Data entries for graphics
= = = =

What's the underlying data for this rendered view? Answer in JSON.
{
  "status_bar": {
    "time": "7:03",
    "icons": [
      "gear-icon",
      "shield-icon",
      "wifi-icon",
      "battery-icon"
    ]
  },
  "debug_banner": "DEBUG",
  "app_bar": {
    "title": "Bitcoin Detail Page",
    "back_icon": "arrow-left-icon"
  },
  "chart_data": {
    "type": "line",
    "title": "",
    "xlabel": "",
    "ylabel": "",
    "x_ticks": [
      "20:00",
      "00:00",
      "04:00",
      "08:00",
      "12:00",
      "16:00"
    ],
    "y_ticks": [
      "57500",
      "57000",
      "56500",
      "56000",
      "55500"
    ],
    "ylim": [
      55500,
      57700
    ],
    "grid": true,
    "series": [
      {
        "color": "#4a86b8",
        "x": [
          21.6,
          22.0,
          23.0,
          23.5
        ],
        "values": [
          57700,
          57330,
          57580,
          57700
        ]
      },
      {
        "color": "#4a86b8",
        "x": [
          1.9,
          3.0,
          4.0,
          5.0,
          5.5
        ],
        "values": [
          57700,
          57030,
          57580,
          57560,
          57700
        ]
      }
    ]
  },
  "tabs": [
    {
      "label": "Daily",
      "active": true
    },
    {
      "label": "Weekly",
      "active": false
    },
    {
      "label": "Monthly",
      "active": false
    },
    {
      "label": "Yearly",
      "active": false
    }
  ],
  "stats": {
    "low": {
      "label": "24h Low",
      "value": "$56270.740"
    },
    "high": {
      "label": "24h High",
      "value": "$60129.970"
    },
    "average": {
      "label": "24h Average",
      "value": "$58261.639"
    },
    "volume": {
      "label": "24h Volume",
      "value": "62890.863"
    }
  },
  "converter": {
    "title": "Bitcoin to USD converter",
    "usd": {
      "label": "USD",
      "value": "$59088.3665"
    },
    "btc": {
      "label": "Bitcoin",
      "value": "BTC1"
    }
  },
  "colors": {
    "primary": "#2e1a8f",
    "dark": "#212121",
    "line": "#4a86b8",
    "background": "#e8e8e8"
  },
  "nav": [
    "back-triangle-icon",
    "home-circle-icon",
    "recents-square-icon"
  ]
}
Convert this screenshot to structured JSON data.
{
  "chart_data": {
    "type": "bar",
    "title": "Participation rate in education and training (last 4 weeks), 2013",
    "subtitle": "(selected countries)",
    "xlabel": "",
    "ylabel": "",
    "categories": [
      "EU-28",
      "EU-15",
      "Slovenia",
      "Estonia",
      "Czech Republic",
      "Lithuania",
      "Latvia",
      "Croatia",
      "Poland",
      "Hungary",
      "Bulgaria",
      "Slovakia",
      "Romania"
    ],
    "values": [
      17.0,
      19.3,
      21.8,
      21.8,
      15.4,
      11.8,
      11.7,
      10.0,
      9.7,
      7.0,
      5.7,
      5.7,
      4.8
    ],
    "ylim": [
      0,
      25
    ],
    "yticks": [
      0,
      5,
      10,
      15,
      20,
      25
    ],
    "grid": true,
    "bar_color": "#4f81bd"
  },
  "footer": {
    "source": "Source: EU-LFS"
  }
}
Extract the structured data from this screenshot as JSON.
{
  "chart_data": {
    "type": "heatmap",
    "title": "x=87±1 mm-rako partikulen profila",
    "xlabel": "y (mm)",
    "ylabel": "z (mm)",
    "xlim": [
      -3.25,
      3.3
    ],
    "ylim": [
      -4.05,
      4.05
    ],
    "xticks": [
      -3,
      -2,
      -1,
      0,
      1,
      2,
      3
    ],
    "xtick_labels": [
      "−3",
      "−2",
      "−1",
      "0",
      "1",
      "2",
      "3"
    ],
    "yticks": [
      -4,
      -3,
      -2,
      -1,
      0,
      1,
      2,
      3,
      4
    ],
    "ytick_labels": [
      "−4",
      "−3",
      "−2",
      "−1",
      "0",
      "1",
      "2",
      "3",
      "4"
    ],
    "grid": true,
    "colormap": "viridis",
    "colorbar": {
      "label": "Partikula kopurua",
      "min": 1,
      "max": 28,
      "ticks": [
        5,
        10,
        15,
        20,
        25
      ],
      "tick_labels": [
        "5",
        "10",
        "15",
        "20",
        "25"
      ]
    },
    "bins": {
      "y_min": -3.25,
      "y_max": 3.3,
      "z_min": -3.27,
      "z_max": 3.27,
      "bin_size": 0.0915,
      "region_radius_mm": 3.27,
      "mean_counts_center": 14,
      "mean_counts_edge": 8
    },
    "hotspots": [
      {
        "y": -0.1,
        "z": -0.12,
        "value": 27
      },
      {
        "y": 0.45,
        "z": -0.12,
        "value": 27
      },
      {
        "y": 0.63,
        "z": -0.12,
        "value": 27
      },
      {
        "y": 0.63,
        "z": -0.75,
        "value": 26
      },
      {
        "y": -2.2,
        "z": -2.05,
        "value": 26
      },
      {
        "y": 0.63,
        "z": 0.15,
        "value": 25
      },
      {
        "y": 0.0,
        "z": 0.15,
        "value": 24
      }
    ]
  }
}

= = = =

From the listing above, extract all records word for word.

What's the underlying data for this rendered view? Answer in JSON.
{
  "status_bar": {
    "time": "7:03",
    "icons": [
      "gear-icon",
      "shield-icon",
      "wifi-icon",
      "battery-icon"
    ]
  },
  "debug_banner": "DEBUG",
  "app_bar": {
    "title": "Bitcoin Detail Page",
    "back_icon": "arrow-left-icon"
  },
  "chart_data": {
    "type": "line",
    "title": "",
    "xlabel": "",
    "ylabel": "",
    "x_ticks": [
      "20:00",
      "00:00",
      "04:00",
      "08:00",
      "12:00",
      "16:00"
    ],
    "y_ticks": [
      "57500",
      "57000",
      "56500",
      "56000",
      "55500"
    ],
    "ylim": [
      55500,
      57700
    ],
    "grid": true,
    "series": [
      {
        "color": "#4a86b8",
        "x": [
          21.6,
          22.0,
          23.0,
          23.5
        ],
        "values": [
          57700,
          57330,
          57580,
          57700
        ]
      },
      {
        "color": "#4a86b8",
        "x": [
          1.9,
          3.0,
          4.0,
          5.0,
          5.5
        ],
        "values": [
          57700,
          57030,
          57580,
          57560,
          57700
        ]
      }
    ]
  },
  "tabs": [
    {
      "label": "Daily",
      "active": true
    },
    {
      "label": "Weekly",
      "active": false
    },
    {
      "label": "Monthly",
      "active": false
    },
    {
      "label": "Yearly",
      "active": false
    }
  ],
  "stats": {
    "low": {
      "label": "24h Low",
      "value": "$56270.740"
    },
    "high": {
      "label": "24h High",
      "value": "$60129.970"
    },
    "average": {
      "label": "24h Average",
      "value": "$58261.639"
    },
    "volume": {
      "label": "24h Volume",
      "value": "62890.863"
    }
  },
  "converter": {
    "title": "Bitcoin to USD converter",
    "usd": {
      "label": "USD",
      "value": "$59088.3665"
    },
    "btc": {
      "label": "Bitcoin",
      "value": "BTC1"
    }
  },
  "colors": {
    "primary": "#2e1a8f",
    "dark": "#212121",
    "line": "#4a86b8",
    "background": "#e8e8e8"
  },
  "nav": [
    "back-triangle-icon",
    "home-circle-icon",
    "recents-square-icon"
  ]
}
Convert this screenshot to structured JSON data.
{
  "chart_data": {
    "type": "bar",
    "title": "Participation rate in education and training (last 4 weeks), 2013",
    "subtitle": "(selected countries)",
    "xlabel": "",
    "ylabel": "",
    "categories": [
      "EU-28",
      "EU-15",
      "Slovenia",
      "Estonia",
      "Czech Republic",
      "Lithuania",
      "Latvia",
      "Croatia",
      "Poland",
      "Hungary",
      "Bulgaria",
      "Slovakia",
      "Romania"
    ],
    "values": [
      17.0,
      19.3,
      21.8,
      21.8,
      15.4,
      11.8,
      11.7,
      10.0,
      9.7,
      7.0,
      5.7,
      5.7,
      4.8
    ],
    "ylim": [
      0,
      25
    ],
    "yticks": [
      0,
      5,
      10,
      15,
      20,
      25
    ],
    "grid": true,
    "bar_color": "#4f81bd"
  },
  "footer": {
    "source": "Source: EU-LFS"
  }
}
Extract the structured data from this screenshot as JSON.
{
  "chart_data": {
    "type": "heatmap",
    "title": "x=87±1 mm-rako partikulen profila",
    "xlabel": "y (mm)",
    "ylabel": "z (mm)",
    "xlim": [
      -3.25,
      3.3
    ],
    "ylim": [
      -4.05,
      4.05
    ],
    "xticks": [
      -3,
      -2,
      -1,
      0,
      1,
      2,
      3
    ],
    "xtick_labels": [
      "−3",
      "−2",
      "−1",
      "0",
      "1",
      "2",
      "3"
    ],
    "yticks": [
      -4,
      -3,
      -2,
      -1,
      0,
      1,
      2,
      3,
      4
    ],
    "ytick_labels": [
      "−4",
      "−3",
      "−2",
      "−1",
      "0",
      "1",
      "2",
      "3",
      "4"
    ],
    "grid": true,
    "colormap": "viridis",
    "colorbar": {
      "label": "Partikula kopurua",
      "min": 1,
      "max": 28,
      "ticks": [
        5,
        10,
        15,
        20,
        25
      ],
      "tick_labels": [
        "5",
        "10",
        "15",
        "20",
        "25"
      ]
    },
    "bins": {
      "y_min": -3.25,
      "y_max": 3.3,
      "z_min": -3.27,
      "z_max": 3.27,
      "bin_size": 0.0915,
      "region_radius_mm": 3.27,
      "mean_counts_center": 14,
      "mean_counts_edge": 8
    },
    "hotspots": [
      {
        "y": -0.1,
        "z": -0.12,
        "value": 27
      },
      {
        "y": 0.45,
        "z": -0.12,
        "value": 27
      },
      {
        "y": 0.63,
        "z": -0.12,
        "value": 27
      },
      {
        "y": 0.63,
        "z": -0.75,
        "value": 26
      },
      {
        "y": -2.2,
        "z": -2.05,
        "value": 26
      },
      {
        "y": 0.63,
        "z": 0.15,
        "value": 25
      },
      {
        "y": 0.0,
        "z": 0.15,
        "value": 24
      }
    ]
  }
}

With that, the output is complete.